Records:
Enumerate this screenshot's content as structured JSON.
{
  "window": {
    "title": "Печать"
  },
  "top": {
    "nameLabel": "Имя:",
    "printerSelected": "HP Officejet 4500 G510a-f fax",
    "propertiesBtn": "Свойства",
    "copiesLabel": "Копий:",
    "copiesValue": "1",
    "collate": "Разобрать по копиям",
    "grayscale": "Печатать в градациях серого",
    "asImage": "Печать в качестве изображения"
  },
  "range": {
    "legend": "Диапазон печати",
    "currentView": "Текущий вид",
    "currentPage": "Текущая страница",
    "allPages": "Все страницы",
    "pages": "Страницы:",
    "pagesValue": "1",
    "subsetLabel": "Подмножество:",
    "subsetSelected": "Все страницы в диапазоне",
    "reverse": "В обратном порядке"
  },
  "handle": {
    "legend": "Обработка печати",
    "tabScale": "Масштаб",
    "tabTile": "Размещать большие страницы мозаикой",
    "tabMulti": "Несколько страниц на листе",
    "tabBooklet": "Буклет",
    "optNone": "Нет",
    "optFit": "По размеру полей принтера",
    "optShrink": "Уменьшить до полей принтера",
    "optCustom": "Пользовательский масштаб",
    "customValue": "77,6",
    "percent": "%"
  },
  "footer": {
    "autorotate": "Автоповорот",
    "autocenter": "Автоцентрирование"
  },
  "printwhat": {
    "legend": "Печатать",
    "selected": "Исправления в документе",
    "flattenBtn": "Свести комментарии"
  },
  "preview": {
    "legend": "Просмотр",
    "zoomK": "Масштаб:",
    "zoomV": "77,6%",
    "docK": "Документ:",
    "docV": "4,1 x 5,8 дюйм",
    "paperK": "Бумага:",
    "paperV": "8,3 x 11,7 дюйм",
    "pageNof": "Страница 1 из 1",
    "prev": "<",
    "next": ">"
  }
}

- [PROBLEM DETAILS]: Each entry above needs to be retyped exactly.

- [TASK RESULT]:
Enumerate this screenshot's content as structured JSON.
{
  "window": {
    "title": "Печать"
  },
  "top": {
    "nameLabel": "Имя:",
    "printerSelected": "HP Officejet 4500 G510a-f fax",
    "propertiesBtn": "Свойства",
    "copiesLabel": "Копий:",
    "copiesValue": "1",
    "collate": "Разобрать по копиям",
    "grayscale": "Печатать в градациях серого",
    "asImage": "Печать в качестве изображения"
  },
  "range": {
    "legend": "Диапазон печати",
    "currentView": "Текущий вид",
    "currentPage": "Текущая страница",
    "allPages": "Все страницы",
    "pages": "Страницы:",
    "pagesValue": "1",
    "subsetLabel": "Подмножество:",
    "subsetSelected": "Все страницы в диапазоне",
    "reverse": "В обратном порядке"
  },
  "handle": {
    "legend": "Обработка печати",
    "tabScale": "Масштаб",
    "tabTile": "Размещать большие страницы мозаикой",
    "tabMulti": "Несколько страниц на листе",
    "tabBooklet": "Буклет",
    "optNone": "Нет",
    "optFit": "По размеру полей принтера",
    "optShrink": "Уменьшить до полей принтера",
    "optCustom": "Пользовательский масштаб",
    "customValue": "77,6",
    "percent": "%"
  },
  "footer": {
    "autorotate": "Автоповорот",
    "autocenter": "Автоцентрирование"
  },
  "printwhat": {
    "legend": "Печатать",
    "selected": "Исправления в документе",
    "flattenBtn": "Свести комментарии"
  },
  "preview": {
    "legend": "Просмотр",
    "zoomK": "Масштаб:",
    "zoomV": "77,6%",
    "docK": "Документ:",
    "docV": "4,1 x 5,8 дюйм",
    "paperK": "Бумага:",
    "paperV": "8,3 x 11,7 дюйм",
    "pageNof": "Страница 1 из 1",
    "prev": "<",
    "next": ">"
  }
}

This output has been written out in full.